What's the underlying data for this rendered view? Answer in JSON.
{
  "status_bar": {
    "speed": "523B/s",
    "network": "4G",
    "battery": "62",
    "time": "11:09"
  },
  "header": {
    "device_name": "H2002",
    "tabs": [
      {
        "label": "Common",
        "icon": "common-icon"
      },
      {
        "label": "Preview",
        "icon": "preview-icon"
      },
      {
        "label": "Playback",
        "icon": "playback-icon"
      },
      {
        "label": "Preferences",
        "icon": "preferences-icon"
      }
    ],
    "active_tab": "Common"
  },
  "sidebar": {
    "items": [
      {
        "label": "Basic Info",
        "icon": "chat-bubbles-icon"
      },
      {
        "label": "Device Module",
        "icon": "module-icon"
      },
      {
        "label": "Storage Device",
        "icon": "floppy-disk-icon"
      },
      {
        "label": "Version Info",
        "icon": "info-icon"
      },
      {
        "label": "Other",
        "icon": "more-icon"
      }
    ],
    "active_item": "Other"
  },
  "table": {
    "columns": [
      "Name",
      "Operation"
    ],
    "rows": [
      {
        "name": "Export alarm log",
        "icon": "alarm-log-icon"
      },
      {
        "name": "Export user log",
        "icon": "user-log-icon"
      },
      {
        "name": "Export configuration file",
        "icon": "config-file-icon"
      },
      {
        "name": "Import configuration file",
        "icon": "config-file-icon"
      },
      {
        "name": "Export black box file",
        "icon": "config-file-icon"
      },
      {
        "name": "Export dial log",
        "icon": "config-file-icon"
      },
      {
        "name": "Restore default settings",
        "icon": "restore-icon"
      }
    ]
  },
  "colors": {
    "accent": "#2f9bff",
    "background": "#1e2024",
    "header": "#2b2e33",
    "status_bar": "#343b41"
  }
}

==

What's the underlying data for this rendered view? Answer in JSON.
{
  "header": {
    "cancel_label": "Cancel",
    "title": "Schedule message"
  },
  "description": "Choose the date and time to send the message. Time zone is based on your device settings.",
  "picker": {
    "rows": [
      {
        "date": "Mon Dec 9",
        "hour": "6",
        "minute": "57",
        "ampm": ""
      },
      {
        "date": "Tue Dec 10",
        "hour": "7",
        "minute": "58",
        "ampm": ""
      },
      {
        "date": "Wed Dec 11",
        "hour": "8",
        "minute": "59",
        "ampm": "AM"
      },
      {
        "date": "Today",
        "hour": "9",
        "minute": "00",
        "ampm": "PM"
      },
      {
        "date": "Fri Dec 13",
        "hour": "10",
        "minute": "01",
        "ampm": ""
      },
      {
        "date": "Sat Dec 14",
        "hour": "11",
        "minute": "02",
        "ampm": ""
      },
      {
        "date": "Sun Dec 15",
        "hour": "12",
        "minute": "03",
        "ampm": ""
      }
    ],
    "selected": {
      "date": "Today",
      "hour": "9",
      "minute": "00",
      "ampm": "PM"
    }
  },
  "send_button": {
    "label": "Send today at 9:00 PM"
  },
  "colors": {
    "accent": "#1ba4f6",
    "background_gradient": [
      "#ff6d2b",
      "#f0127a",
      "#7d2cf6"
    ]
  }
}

* * *

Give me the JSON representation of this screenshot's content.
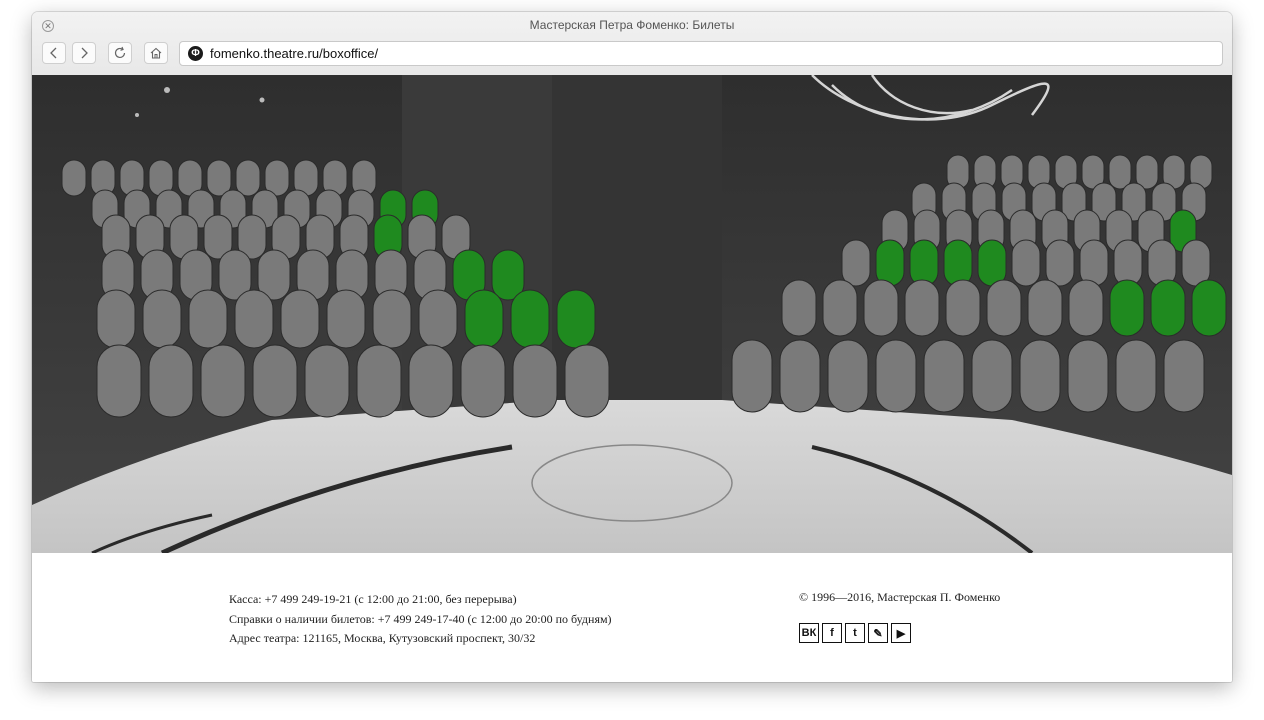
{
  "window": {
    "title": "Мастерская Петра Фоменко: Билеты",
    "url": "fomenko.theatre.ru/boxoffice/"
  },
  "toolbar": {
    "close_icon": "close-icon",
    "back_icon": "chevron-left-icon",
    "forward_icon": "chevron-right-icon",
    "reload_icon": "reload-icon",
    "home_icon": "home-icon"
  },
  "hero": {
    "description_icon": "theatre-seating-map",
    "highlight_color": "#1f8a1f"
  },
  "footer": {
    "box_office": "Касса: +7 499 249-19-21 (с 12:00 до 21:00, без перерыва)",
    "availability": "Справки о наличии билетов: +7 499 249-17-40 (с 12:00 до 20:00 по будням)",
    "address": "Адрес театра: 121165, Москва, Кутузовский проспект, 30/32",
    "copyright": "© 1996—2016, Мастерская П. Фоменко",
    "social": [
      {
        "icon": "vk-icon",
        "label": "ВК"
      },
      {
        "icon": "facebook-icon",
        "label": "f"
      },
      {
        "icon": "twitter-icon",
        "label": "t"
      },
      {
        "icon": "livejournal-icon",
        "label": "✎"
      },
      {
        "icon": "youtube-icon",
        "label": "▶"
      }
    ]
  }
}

**Given task:**
Using the records above, pull out each line where the word "chevron" occurs.

**Result:**
    "back_icon": "chevron-left-icon",
    "forward_icon": "chevron-right-icon",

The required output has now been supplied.